◆ **Set exercise**
All lines in the data bearing the string "document" should be identified and copied.

* START *

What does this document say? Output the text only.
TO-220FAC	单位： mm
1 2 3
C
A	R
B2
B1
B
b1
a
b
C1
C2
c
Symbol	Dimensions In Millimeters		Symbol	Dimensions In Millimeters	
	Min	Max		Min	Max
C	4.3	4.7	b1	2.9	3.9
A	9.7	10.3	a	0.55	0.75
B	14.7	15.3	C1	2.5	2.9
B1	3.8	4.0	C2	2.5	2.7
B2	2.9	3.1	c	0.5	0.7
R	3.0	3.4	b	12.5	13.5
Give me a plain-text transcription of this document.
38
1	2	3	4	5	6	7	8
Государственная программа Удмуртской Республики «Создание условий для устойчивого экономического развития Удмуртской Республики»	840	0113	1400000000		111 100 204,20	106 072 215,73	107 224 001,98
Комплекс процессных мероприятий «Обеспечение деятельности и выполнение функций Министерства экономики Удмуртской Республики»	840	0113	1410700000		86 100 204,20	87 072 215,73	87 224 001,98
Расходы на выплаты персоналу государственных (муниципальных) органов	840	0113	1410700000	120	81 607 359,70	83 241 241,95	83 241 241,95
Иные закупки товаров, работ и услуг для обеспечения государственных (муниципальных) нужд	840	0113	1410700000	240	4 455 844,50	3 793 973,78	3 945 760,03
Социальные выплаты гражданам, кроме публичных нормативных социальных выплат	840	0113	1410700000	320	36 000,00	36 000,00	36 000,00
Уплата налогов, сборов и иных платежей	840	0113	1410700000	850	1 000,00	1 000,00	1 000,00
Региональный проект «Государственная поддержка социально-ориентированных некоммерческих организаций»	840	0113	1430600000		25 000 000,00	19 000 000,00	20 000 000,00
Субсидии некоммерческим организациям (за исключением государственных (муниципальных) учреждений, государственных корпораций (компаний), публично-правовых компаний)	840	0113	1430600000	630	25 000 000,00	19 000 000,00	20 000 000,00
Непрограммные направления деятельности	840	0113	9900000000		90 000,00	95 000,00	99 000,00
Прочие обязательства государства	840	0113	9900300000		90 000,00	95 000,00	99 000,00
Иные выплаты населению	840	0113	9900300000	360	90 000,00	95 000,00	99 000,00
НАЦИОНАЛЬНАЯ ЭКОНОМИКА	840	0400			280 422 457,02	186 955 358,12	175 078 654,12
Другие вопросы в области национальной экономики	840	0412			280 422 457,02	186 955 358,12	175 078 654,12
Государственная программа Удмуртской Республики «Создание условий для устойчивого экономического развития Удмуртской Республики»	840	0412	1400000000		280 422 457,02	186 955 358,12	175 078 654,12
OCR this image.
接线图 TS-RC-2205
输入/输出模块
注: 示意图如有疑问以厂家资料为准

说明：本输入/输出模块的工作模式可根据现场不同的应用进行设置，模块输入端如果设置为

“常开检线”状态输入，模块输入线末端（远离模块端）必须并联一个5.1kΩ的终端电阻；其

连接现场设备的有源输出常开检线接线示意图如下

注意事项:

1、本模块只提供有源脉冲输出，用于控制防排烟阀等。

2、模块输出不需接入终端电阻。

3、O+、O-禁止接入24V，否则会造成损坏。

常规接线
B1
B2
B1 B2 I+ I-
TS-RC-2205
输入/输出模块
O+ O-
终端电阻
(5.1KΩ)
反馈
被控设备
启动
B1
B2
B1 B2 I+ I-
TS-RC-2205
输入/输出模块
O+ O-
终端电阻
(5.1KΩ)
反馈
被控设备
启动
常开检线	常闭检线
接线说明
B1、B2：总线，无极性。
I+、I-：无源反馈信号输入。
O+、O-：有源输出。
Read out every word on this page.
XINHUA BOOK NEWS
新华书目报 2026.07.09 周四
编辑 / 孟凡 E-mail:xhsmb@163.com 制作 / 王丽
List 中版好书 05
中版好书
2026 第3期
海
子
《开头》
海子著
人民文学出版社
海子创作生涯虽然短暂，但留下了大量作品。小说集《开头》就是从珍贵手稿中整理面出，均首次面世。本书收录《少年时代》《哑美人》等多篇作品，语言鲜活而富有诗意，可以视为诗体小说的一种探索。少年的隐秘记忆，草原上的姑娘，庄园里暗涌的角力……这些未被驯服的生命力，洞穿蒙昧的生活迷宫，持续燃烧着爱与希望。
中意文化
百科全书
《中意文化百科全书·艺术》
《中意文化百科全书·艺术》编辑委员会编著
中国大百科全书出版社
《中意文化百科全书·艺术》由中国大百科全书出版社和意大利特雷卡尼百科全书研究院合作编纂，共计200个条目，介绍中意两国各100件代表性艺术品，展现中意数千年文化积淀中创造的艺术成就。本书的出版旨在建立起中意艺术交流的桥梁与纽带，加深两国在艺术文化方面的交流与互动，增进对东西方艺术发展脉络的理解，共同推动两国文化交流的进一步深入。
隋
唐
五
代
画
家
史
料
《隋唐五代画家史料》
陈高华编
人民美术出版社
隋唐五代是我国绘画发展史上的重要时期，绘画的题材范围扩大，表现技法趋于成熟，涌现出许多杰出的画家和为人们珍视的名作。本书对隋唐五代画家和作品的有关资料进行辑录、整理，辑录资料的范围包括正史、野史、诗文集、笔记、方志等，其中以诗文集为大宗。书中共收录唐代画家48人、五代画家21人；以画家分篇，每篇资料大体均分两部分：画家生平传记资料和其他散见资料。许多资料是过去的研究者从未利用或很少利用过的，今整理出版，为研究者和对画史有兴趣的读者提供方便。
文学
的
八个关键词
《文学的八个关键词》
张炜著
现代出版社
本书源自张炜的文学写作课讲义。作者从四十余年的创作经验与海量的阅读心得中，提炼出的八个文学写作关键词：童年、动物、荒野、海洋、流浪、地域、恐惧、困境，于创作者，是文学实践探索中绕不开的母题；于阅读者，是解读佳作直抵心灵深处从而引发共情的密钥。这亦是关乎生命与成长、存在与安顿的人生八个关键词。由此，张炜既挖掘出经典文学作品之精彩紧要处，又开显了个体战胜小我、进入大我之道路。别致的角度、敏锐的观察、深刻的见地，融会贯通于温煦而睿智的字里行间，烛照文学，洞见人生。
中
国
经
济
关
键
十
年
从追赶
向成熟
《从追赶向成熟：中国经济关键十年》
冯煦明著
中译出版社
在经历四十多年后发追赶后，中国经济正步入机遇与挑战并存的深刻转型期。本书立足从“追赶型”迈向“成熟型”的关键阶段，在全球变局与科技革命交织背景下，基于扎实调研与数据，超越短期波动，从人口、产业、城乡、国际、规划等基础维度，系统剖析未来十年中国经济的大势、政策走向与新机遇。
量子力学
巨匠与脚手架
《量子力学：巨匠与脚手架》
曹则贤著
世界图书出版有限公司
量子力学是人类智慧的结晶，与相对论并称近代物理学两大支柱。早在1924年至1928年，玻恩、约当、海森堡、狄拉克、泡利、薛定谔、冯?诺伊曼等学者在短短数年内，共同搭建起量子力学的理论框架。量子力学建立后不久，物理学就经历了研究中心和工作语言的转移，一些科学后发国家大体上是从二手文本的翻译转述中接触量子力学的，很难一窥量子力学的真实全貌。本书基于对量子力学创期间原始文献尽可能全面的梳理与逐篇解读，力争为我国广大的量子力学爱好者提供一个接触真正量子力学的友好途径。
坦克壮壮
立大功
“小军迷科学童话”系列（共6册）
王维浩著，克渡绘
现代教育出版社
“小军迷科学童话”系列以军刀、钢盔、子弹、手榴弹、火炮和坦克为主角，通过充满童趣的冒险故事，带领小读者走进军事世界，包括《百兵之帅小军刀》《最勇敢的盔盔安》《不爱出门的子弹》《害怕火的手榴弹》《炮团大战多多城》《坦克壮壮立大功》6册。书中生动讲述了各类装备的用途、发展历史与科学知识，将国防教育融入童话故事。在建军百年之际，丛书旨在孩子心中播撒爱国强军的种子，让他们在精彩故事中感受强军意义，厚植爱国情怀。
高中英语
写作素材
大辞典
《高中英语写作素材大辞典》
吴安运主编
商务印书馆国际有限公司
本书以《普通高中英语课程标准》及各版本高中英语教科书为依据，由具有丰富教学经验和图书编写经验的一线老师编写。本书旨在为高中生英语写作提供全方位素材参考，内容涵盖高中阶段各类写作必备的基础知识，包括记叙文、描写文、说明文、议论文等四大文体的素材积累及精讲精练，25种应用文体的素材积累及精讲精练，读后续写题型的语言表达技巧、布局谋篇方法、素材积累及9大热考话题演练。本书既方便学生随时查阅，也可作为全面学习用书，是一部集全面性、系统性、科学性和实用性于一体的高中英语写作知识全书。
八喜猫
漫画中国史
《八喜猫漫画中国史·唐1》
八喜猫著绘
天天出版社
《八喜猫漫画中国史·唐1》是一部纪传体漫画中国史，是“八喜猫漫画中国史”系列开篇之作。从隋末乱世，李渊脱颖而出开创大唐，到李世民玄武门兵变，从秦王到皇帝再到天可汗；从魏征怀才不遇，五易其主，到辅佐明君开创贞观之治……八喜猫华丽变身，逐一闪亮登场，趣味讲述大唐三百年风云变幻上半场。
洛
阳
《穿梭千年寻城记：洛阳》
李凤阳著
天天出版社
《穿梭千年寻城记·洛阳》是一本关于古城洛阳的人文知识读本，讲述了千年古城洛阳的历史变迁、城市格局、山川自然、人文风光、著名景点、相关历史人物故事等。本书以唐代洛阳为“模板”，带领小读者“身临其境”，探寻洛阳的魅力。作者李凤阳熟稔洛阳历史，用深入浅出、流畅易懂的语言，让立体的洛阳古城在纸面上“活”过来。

* END *

◆ **Answer below**
What does this document say? Output the text only.
Give me a plain-text transcription of this document.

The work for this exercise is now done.